§ **Aim**
Find and copy every line in the records that includes the string "JSON".

§ **Dataset records**
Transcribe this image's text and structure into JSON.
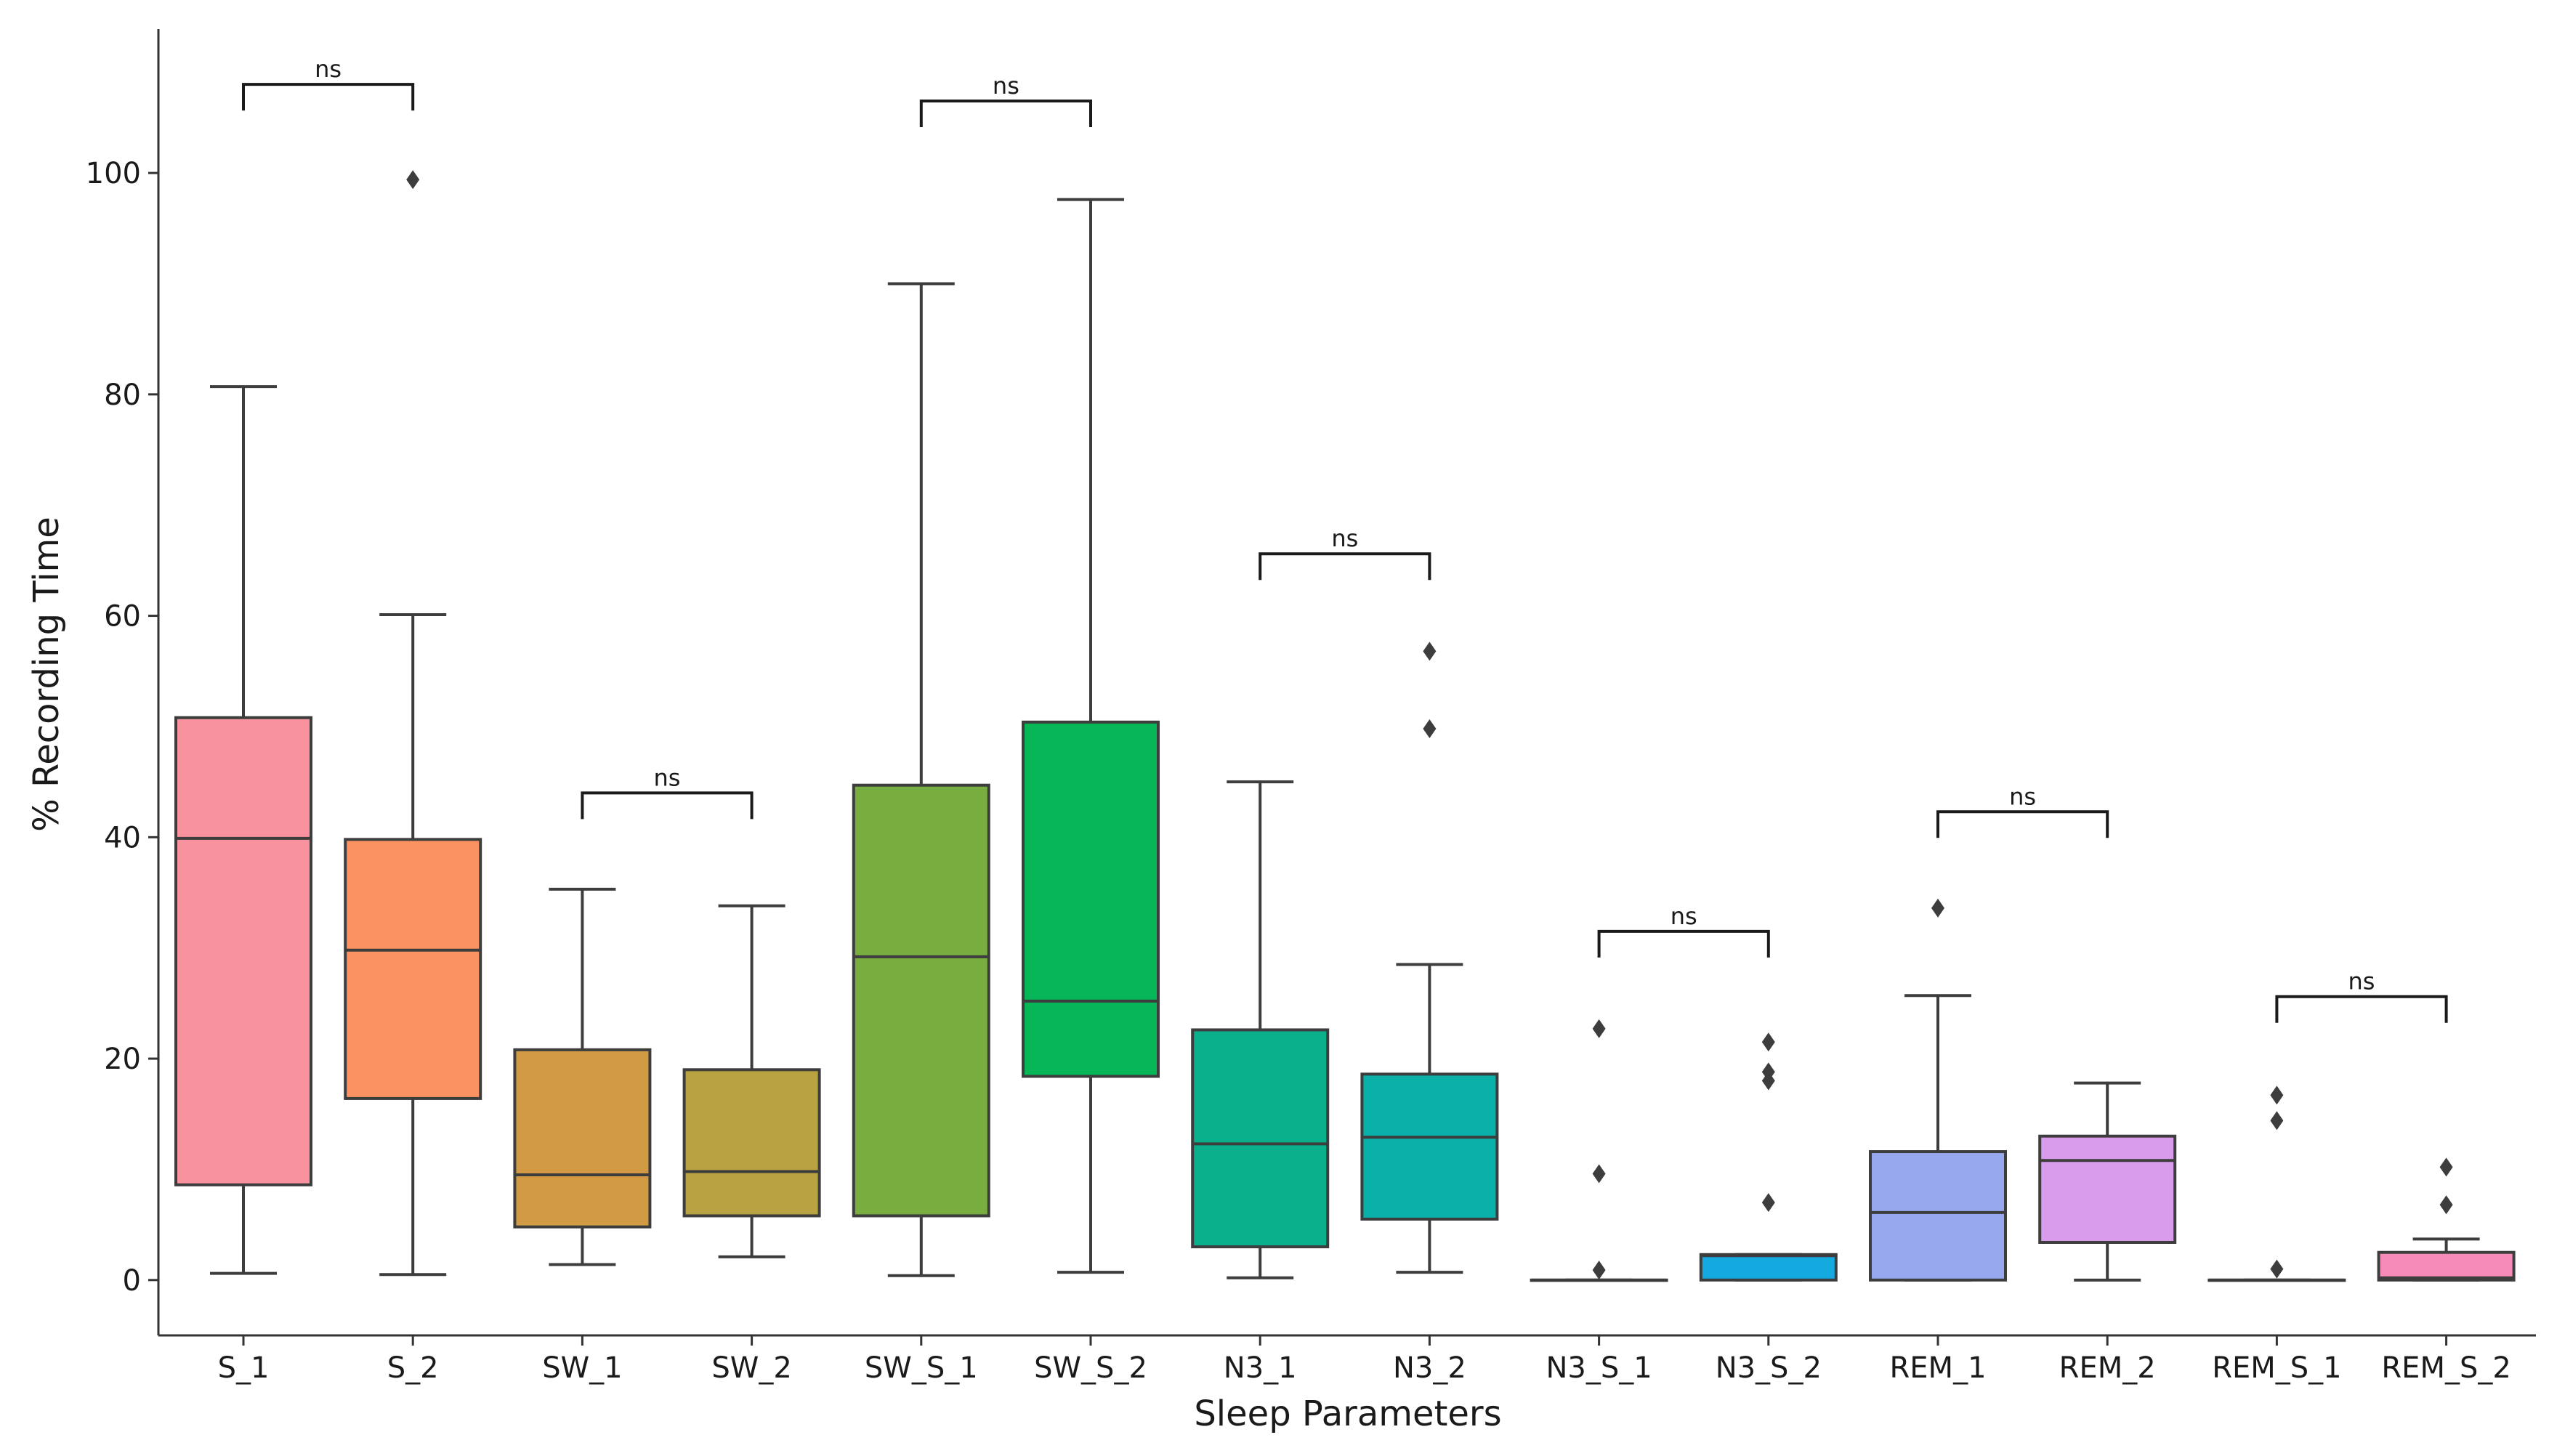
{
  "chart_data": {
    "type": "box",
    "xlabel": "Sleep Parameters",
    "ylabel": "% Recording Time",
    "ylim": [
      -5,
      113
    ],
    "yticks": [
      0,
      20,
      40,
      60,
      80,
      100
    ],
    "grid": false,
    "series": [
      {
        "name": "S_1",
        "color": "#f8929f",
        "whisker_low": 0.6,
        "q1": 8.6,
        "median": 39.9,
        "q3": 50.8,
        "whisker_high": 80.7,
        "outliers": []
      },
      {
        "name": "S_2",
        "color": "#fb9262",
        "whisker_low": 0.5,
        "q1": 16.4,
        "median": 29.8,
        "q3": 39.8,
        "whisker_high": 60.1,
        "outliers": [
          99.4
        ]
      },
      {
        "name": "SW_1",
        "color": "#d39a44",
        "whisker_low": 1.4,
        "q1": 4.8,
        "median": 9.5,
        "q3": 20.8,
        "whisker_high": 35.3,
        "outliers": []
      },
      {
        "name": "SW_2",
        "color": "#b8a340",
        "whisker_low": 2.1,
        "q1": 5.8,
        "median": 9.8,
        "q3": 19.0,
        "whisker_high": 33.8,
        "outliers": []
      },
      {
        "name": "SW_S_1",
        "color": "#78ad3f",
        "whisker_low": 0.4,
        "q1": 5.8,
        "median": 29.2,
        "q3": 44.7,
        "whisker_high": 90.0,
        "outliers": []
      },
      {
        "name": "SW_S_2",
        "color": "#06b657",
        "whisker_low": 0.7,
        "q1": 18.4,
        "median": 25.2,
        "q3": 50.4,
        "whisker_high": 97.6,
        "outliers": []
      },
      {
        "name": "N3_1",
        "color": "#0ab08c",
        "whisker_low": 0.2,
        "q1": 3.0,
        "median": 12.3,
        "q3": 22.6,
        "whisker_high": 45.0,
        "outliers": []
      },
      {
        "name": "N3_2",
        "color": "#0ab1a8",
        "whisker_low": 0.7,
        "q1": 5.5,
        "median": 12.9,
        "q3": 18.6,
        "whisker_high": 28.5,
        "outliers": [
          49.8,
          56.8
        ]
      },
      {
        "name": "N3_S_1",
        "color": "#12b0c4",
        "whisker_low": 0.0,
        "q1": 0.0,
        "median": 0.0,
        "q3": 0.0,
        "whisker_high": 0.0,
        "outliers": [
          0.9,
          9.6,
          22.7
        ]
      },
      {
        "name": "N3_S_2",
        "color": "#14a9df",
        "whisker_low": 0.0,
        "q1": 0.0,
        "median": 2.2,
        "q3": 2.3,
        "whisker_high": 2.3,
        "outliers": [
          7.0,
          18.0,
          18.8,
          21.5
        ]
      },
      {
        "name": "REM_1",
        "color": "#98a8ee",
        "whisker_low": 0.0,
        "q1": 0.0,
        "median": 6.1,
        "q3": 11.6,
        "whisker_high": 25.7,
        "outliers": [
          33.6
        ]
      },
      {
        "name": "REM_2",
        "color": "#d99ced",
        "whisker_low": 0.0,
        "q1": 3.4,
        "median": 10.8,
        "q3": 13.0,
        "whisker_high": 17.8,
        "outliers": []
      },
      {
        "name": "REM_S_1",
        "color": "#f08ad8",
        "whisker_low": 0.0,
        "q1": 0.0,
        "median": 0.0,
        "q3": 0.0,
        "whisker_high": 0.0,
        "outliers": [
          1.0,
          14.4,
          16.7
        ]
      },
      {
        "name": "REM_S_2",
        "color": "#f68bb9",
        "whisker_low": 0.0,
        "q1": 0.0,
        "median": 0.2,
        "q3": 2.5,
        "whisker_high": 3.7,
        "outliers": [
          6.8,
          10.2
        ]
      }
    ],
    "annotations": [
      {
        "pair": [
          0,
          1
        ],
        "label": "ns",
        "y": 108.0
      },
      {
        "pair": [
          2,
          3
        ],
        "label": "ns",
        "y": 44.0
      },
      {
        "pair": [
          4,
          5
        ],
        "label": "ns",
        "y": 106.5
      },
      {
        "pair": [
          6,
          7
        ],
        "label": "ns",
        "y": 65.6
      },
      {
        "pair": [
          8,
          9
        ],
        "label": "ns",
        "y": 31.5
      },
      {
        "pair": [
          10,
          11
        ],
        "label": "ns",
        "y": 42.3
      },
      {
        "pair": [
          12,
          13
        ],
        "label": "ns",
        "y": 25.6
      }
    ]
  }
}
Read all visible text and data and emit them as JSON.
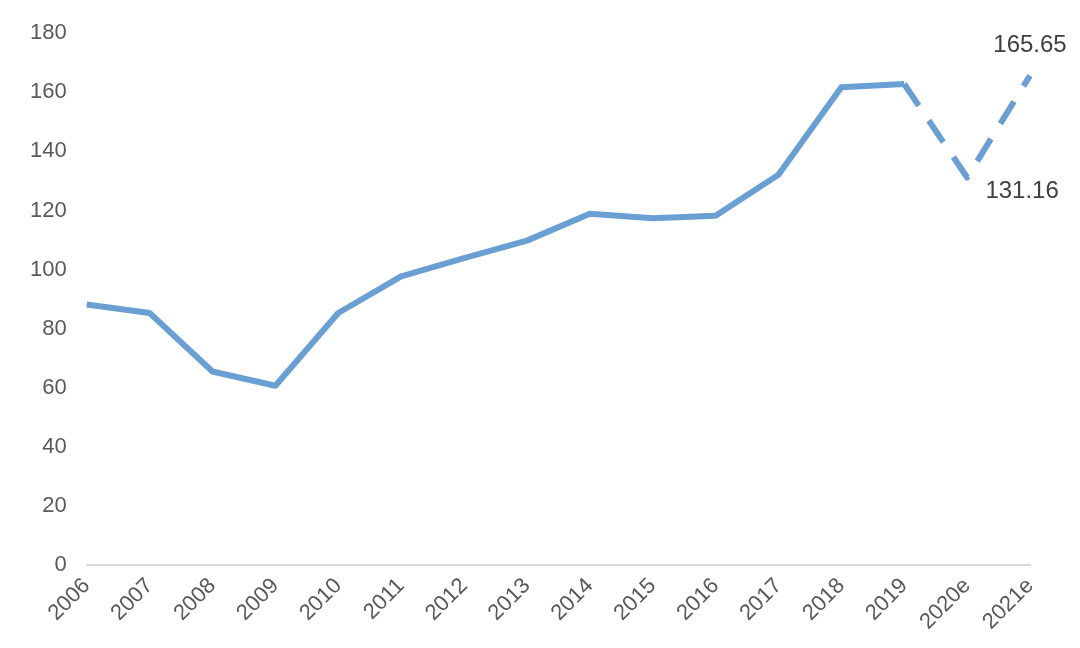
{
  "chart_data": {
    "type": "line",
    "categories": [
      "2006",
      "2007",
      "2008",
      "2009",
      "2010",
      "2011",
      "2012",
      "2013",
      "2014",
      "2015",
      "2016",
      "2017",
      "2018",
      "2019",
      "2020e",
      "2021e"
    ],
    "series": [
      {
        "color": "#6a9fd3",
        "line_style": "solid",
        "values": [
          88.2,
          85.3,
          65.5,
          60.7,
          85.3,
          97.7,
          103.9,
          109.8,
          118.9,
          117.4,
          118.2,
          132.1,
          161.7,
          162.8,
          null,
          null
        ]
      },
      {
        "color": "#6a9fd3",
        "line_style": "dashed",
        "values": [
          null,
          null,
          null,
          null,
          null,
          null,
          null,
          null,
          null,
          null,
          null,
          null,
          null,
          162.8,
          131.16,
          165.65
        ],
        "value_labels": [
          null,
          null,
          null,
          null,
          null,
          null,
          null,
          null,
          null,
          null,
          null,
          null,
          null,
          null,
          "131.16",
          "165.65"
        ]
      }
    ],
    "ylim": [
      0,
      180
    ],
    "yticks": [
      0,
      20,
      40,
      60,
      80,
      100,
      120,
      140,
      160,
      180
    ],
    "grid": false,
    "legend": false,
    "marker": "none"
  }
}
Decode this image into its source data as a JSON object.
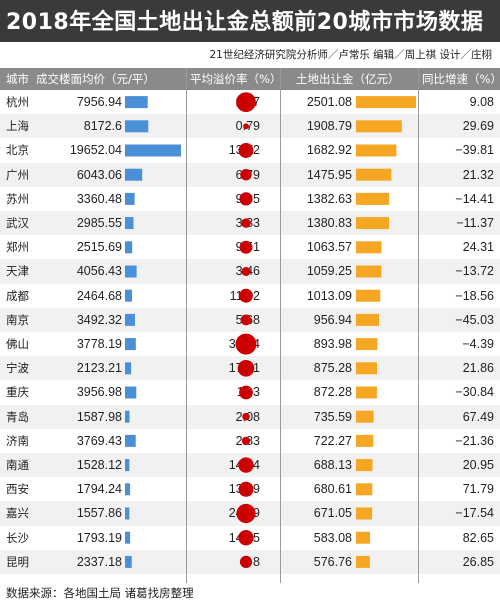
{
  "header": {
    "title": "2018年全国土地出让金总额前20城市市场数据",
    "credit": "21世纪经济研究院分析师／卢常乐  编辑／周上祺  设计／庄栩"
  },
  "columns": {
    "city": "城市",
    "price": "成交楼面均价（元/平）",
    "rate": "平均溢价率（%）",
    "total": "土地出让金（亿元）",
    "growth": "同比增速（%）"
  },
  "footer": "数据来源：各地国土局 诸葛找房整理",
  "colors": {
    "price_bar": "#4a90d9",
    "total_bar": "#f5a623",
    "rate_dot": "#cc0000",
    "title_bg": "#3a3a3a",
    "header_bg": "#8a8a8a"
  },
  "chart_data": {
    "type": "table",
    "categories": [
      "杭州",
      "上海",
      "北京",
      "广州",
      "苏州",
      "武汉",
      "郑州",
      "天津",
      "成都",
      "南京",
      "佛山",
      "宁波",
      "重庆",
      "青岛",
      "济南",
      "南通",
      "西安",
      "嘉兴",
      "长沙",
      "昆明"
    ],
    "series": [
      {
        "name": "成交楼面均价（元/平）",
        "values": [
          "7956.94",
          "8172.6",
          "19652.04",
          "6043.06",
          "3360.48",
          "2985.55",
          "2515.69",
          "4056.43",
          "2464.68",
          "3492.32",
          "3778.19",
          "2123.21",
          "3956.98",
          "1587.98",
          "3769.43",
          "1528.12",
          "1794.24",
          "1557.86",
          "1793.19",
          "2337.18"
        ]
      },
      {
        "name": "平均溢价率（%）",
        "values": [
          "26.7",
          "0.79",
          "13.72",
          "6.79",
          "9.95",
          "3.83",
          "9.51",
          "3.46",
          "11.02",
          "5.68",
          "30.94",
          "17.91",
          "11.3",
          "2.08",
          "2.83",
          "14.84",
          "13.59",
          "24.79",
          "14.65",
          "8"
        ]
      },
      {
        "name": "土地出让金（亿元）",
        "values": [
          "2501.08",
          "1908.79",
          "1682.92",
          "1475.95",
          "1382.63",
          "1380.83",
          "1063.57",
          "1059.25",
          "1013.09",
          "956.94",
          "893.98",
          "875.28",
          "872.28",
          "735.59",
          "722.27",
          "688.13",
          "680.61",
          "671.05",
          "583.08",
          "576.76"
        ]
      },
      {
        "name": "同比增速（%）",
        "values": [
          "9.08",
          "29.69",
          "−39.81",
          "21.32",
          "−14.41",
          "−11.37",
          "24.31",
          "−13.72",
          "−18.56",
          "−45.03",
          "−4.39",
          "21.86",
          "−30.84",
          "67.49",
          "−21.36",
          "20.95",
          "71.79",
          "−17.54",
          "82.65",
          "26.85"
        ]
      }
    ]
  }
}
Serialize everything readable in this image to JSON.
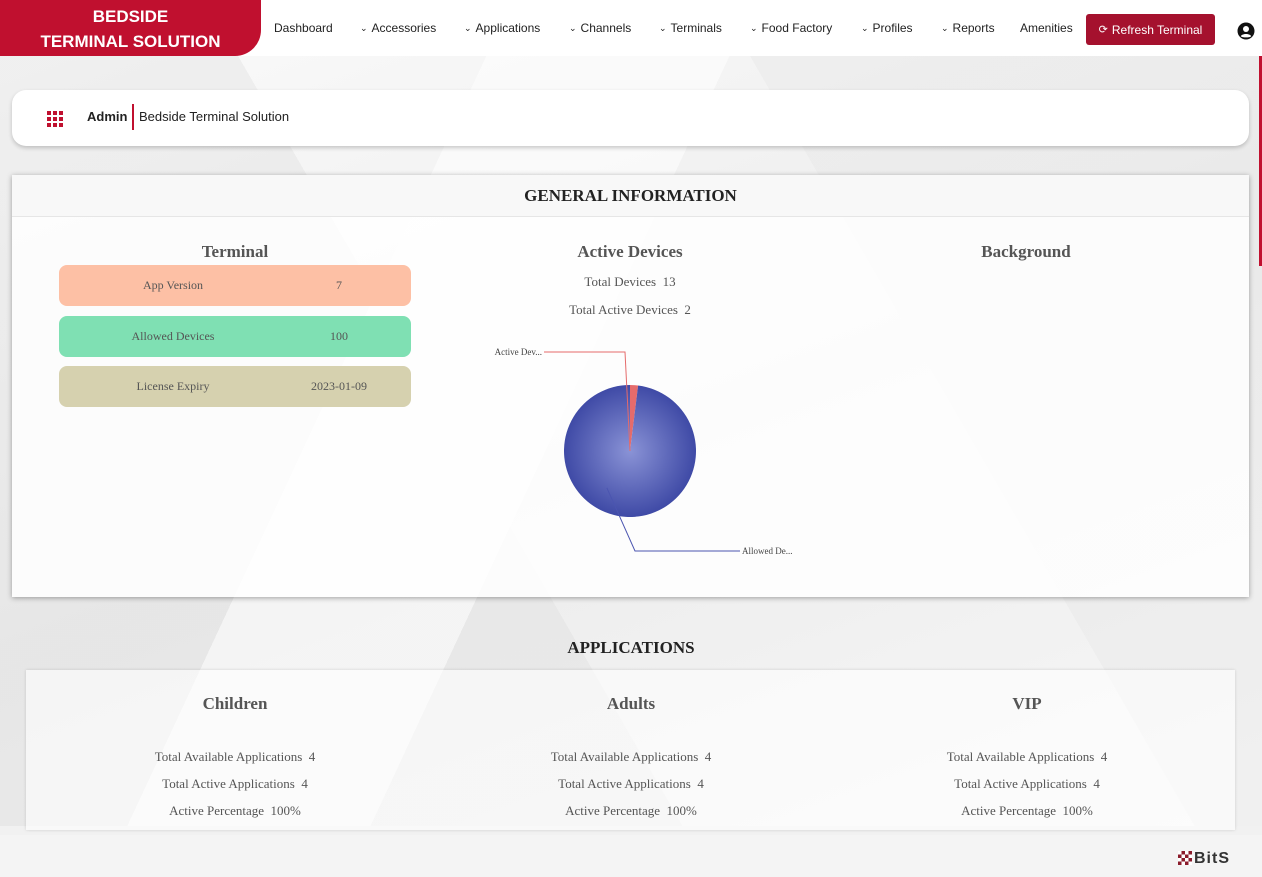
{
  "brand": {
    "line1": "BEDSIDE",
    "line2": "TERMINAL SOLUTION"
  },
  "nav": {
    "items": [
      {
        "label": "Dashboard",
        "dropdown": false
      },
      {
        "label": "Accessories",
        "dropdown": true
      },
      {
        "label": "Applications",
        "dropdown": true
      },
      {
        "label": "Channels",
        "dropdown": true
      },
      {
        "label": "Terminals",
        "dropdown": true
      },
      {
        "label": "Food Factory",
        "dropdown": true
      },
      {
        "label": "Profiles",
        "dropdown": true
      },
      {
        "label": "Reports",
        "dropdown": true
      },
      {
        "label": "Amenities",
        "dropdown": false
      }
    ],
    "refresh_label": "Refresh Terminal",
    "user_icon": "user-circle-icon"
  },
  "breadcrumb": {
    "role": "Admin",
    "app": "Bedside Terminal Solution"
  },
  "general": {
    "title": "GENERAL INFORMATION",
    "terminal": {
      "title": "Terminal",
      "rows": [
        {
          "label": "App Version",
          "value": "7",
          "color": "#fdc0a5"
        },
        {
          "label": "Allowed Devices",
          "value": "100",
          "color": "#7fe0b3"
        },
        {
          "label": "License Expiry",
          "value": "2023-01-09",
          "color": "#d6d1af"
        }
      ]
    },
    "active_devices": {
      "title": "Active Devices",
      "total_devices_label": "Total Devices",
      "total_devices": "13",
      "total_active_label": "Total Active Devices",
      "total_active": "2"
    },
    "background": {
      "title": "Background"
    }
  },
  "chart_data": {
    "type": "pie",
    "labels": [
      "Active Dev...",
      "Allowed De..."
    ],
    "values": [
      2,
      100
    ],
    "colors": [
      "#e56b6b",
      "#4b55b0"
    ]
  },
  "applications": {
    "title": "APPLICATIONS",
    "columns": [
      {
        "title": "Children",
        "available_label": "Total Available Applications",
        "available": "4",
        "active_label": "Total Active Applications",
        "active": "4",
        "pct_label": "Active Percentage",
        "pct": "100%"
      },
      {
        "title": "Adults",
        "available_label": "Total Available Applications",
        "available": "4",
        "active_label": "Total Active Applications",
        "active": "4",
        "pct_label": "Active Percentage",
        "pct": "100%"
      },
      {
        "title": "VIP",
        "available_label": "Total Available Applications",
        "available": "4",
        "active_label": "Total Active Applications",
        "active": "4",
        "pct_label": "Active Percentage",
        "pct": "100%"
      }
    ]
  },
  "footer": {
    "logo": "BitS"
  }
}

§ **Result of this task**
Transcribe this image's text and structure into JSON.
Read all visible text and data and emit them as JSON.
Decode this image into its source data as a JSON object.
Serialize everything readable in this image to JSON.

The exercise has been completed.